▶

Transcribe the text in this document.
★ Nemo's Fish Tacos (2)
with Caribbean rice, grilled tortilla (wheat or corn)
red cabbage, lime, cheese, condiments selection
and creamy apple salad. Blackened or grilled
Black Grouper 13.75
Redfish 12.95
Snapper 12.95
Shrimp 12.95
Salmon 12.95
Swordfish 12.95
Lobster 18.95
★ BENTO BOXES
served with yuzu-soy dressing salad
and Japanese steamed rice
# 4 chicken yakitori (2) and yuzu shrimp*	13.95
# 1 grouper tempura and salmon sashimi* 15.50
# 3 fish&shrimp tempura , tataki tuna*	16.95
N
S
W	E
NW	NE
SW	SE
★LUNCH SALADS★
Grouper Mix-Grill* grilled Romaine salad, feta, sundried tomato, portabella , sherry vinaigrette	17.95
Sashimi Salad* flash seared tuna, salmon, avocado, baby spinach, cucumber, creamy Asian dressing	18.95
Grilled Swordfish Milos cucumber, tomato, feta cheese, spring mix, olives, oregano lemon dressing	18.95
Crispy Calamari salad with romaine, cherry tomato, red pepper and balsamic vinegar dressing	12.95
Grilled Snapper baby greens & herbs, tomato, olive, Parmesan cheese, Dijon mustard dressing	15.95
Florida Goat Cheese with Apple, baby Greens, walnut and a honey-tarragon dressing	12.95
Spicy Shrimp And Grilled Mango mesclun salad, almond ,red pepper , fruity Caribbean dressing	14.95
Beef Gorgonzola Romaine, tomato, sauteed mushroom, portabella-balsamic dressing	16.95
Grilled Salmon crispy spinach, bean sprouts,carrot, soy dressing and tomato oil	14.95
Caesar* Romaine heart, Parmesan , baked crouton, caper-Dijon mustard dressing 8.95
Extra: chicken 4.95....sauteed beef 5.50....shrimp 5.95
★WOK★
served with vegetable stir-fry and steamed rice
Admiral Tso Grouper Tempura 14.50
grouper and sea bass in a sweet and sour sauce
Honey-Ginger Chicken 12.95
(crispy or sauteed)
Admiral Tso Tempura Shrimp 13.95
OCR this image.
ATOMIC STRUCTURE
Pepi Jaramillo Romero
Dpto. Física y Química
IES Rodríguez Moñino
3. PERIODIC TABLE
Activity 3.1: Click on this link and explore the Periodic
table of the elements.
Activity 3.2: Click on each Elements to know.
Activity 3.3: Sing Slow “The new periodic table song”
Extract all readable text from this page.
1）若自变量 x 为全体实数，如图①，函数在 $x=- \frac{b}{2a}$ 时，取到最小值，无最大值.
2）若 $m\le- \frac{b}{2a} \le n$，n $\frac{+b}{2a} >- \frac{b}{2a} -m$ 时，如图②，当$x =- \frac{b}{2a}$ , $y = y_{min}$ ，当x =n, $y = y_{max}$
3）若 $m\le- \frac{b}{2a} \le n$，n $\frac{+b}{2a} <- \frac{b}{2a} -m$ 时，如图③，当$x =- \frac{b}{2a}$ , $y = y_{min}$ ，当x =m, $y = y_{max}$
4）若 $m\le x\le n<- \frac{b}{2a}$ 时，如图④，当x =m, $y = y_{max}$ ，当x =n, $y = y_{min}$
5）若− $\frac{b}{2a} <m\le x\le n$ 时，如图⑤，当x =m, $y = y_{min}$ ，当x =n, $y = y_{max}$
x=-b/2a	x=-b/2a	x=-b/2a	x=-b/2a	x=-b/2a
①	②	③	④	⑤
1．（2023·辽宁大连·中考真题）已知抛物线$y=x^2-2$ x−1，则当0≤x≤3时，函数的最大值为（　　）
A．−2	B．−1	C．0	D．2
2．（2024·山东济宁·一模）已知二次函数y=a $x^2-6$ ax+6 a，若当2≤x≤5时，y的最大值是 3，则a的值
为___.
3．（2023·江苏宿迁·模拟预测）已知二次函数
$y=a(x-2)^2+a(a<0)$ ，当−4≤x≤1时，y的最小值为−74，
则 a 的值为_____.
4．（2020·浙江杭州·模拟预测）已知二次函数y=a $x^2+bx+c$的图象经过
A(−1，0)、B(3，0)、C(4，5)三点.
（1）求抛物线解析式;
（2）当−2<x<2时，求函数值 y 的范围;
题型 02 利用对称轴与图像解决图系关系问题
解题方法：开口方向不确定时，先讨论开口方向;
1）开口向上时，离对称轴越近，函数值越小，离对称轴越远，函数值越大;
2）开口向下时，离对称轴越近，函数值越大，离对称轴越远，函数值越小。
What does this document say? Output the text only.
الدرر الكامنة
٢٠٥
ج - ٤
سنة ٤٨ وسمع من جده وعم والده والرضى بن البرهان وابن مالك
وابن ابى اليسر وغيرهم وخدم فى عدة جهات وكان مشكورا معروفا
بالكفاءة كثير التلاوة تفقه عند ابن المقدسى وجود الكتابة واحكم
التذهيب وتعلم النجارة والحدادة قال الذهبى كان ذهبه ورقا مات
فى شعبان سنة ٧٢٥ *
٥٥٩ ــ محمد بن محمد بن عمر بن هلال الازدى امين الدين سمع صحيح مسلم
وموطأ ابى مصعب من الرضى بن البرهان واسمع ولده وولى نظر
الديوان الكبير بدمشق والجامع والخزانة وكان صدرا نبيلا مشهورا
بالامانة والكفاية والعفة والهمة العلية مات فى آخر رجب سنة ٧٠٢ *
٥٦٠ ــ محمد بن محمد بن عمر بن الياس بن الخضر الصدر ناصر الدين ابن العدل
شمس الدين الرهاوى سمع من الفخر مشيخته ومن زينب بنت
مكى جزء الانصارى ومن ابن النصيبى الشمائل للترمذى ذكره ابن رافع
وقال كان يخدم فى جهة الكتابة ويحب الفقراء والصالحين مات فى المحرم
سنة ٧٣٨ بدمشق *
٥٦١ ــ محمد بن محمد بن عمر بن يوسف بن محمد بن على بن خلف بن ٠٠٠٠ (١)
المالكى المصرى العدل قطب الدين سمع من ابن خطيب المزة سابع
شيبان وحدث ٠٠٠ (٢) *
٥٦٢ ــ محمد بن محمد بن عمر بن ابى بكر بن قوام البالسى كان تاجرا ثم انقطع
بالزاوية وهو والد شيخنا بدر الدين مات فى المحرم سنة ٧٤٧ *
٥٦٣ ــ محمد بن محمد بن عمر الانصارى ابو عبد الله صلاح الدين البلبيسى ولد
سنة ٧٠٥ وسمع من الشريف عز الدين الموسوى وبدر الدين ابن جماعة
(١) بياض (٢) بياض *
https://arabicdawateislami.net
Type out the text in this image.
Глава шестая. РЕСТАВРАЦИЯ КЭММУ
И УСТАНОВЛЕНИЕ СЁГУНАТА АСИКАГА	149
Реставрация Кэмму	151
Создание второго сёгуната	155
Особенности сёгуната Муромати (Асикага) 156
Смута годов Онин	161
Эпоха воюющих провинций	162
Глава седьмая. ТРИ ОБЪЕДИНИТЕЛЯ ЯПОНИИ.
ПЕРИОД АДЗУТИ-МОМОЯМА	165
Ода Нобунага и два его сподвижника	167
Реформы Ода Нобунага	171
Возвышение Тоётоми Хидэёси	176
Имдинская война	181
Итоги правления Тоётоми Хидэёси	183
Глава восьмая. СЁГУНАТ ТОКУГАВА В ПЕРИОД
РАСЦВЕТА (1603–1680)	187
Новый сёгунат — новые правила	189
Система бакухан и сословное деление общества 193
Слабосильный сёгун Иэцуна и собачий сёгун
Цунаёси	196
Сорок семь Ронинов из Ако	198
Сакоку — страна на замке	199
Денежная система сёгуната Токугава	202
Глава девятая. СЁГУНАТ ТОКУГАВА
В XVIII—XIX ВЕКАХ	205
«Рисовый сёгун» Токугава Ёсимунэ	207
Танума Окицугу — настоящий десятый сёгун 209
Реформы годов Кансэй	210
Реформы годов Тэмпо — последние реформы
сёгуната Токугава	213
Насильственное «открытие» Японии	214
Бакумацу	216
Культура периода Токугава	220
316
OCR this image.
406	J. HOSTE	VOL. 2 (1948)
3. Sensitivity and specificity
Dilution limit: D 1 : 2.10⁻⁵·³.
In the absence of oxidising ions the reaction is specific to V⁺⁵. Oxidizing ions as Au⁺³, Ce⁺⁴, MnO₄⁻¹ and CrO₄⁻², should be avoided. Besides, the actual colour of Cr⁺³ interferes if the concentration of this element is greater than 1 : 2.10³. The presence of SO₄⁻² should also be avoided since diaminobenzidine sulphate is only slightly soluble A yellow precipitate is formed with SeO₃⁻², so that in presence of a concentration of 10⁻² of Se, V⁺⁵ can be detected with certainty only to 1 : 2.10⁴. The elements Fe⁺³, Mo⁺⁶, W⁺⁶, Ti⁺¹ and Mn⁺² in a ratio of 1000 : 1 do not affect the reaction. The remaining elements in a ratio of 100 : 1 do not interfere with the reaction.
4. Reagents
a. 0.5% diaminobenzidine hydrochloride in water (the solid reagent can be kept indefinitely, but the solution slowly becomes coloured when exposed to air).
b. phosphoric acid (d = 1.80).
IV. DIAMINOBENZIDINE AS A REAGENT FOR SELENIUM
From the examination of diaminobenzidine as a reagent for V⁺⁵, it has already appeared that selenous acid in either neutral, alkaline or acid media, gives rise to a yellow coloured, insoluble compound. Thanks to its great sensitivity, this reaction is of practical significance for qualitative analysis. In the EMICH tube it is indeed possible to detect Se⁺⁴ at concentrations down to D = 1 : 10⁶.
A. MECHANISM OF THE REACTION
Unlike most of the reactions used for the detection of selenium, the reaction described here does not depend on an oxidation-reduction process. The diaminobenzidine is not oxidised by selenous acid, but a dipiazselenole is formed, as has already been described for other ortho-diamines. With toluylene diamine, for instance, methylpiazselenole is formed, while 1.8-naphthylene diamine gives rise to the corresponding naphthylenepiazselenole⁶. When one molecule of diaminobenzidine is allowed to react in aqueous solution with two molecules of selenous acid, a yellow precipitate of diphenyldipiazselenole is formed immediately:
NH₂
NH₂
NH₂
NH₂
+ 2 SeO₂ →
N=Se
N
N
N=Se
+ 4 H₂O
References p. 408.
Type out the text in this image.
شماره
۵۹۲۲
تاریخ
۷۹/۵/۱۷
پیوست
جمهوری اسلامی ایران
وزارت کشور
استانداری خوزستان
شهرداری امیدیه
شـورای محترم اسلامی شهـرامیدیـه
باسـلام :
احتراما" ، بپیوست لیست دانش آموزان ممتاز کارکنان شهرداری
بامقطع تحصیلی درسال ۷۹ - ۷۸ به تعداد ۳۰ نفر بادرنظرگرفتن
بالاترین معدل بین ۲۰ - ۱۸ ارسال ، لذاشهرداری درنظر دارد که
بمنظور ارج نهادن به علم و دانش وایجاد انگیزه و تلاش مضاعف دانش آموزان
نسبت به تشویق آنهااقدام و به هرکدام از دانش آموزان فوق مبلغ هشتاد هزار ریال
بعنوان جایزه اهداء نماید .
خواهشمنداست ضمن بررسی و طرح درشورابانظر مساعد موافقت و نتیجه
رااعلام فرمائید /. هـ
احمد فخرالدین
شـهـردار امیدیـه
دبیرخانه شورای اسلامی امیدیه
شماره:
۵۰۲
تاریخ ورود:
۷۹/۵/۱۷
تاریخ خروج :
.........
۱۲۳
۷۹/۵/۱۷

◀

▶ _Set exercise_
From the material above, count the lines that include "baby" and give only the total.

▶ _Task output_
3